PROVIDED RECORDS:
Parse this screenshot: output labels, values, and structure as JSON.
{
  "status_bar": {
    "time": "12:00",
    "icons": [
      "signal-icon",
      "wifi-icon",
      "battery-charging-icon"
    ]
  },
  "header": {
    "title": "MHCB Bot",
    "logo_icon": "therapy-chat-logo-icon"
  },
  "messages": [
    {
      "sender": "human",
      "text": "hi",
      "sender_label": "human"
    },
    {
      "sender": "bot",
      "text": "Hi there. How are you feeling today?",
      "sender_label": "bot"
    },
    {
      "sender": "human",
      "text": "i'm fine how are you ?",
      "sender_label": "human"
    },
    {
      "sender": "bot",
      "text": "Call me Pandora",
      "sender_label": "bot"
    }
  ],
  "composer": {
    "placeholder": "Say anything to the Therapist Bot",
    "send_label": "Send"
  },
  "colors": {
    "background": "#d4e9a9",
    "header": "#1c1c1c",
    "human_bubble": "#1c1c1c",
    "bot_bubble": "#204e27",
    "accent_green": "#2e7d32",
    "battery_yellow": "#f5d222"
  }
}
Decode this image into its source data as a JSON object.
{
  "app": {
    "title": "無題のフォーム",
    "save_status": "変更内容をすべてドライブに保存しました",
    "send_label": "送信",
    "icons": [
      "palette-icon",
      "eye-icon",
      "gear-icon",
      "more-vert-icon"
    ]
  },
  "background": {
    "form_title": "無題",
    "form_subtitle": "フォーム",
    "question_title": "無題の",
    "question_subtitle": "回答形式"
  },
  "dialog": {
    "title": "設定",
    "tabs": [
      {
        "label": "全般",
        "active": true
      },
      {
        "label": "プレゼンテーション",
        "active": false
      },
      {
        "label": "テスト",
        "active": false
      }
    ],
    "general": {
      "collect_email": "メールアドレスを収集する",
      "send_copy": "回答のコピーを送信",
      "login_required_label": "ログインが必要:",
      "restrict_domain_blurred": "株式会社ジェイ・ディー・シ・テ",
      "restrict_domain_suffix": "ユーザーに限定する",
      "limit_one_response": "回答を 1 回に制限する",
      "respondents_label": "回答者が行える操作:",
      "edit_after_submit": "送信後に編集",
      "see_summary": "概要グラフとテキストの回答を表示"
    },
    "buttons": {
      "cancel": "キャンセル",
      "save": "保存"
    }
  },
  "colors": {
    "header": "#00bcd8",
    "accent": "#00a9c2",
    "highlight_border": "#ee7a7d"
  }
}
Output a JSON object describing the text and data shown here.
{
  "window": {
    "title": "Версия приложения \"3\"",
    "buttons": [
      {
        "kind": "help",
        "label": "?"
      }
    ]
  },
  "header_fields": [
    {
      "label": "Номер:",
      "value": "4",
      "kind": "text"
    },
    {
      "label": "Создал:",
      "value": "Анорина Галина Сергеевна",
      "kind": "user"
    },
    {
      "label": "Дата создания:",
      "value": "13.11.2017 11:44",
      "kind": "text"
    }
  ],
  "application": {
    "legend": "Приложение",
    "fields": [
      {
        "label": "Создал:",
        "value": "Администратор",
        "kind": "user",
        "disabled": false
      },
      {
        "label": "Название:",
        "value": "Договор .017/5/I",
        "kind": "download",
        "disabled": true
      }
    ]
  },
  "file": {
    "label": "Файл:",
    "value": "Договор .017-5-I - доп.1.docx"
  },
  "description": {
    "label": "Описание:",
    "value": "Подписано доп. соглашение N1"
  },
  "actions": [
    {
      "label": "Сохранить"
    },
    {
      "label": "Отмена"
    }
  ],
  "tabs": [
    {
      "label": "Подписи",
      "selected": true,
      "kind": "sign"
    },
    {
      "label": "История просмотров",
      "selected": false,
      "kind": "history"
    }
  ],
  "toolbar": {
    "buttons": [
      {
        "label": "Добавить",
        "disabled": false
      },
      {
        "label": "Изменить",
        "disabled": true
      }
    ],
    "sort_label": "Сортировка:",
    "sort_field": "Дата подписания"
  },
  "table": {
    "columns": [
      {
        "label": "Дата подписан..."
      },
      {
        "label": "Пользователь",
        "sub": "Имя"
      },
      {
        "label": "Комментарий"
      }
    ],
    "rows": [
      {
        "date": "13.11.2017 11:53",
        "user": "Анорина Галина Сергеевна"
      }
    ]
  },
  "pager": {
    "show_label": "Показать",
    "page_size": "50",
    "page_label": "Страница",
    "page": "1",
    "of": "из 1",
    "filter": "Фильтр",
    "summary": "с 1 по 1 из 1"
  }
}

WHAT YOU HAVE TO DO: Reproduce every record above exactly as it appears.

SOLUTION FOR THIS TASK:
Parse this screenshot: output labels, values, and structure as JSON.
{
  "status_bar": {
    "time": "12:00",
    "icons": [
      "signal-icon",
      "wifi-icon",
      "battery-charging-icon"
    ]
  },
  "header": {
    "title": "MHCB Bot",
    "logo_icon": "therapy-chat-logo-icon"
  },
  "messages": [
    {
      "sender": "human",
      "text": "hi",
      "sender_label": "human"
    },
    {
      "sender": "bot",
      "text": "Hi there. How are you feeling today?",
      "sender_label": "bot"
    },
    {
      "sender": "human",
      "text": "i'm fine how are you ?",
      "sender_label": "human"
    },
    {
      "sender": "bot",
      "text": "Call me Pandora",
      "sender_label": "bot"
    }
  ],
  "composer": {
    "placeholder": "Say anything to the Therapist Bot",
    "send_label": "Send"
  },
  "colors": {
    "background": "#d4e9a9",
    "header": "#1c1c1c",
    "human_bubble": "#1c1c1c",
    "bot_bubble": "#204e27",
    "accent_green": "#2e7d32",
    "battery_yellow": "#f5d222"
  }
}
Decode this image into its source data as a JSON object.
{
  "app": {
    "title": "無題のフォーム",
    "save_status": "変更内容をすべてドライブに保存しました",
    "send_label": "送信",
    "icons": [
      "palette-icon",
      "eye-icon",
      "gear-icon",
      "more-vert-icon"
    ]
  },
  "background": {
    "form_title": "無題",
    "form_subtitle": "フォーム",
    "question_title": "無題の",
    "question_subtitle": "回答形式"
  },
  "dialog": {
    "title": "設定",
    "tabs": [
      {
        "label": "全般",
        "active": true
      },
      {
        "label": "プレゼンテーション",
        "active": false
      },
      {
        "label": "テスト",
        "active": false
      }
    ],
    "general": {
      "collect_email": "メールアドレスを収集する",
      "send_copy": "回答のコピーを送信",
      "login_required_label": "ログインが必要:",
      "restrict_domain_blurred": "株式会社ジェイ・ディー・シ・テ",
      "restrict_domain_suffix": "ユーザーに限定する",
      "limit_one_response": "回答を 1 回に制限する",
      "respondents_label": "回答者が行える操作:",
      "edit_after_submit": "送信後に編集",
      "see_summary": "概要グラフとテキストの回答を表示"
    },
    "buttons": {
      "cancel": "キャンセル",
      "save": "保存"
    }
  },
  "colors": {
    "header": "#00bcd8",
    "accent": "#00a9c2",
    "highlight_border": "#ee7a7d"
  }
}
Output a JSON object describing the text and data shown here.
{
  "window": {
    "title": "Версия приложения \"3\"",
    "buttons": [
      {
        "kind": "help",
        "label": "?"
      }
    ]
  },
  "header_fields": [
    {
      "label": "Номер:",
      "value": "4",
      "kind": "text"
    },
    {
      "label": "Создал:",
      "value": "Анорина Галина Сергеевна",
      "kind": "user"
    },
    {
      "label": "Дата создания:",
      "value": "13.11.2017 11:44",
      "kind": "text"
    }
  ],
  "application": {
    "legend": "Приложение",
    "fields": [
      {
        "label": "Создал:",
        "value": "Администратор",
        "kind": "user",
        "disabled": false
      },
      {
        "label": "Название:",
        "value": "Договор .017/5/I",
        "kind": "download",
        "disabled": true
      }
    ]
  },
  "file": {
    "label": "Файл:",
    "value": "Договор .017-5-I - доп.1.docx"
  },
  "description": {
    "label": "Описание:",
    "value": "Подписано доп. соглашение N1"
  },
  "actions": [
    {
      "label": "Сохранить"
    },
    {
      "label": "Отмена"
    }
  ],
  "tabs": [
    {
      "label": "Подписи",
      "selected": true,
      "kind": "sign"
    },
    {
      "label": "История просмотров",
      "selected": false,
      "kind": "history"
    }
  ],
  "toolbar": {
    "buttons": [
      {
        "label": "Добавить",
        "disabled": false
      },
      {
        "label": "Изменить",
        "disabled": true
      }
    ],
    "sort_label": "Сортировка:",
    "sort_field": "Дата подписания"
  },
  "table": {
    "columns": [
      {
        "label": "Дата подписан..."
      },
      {
        "label": "Пользователь",
        "sub": "Имя"
      },
      {
        "label": "Комментарий"
      }
    ],
    "rows": [
      {
        "date": "13.11.2017 11:53",
        "user": "Анорина Галина Сергеевна"
      }
    ]
  },
  "pager": {
    "show_label": "Показать",
    "page_size": "50",
    "page_label": "Страница",
    "page": "1",
    "of": "из 1",
    "filter": "Фильтр",
    "summary": "с 1 по 1 из 1"
  }
}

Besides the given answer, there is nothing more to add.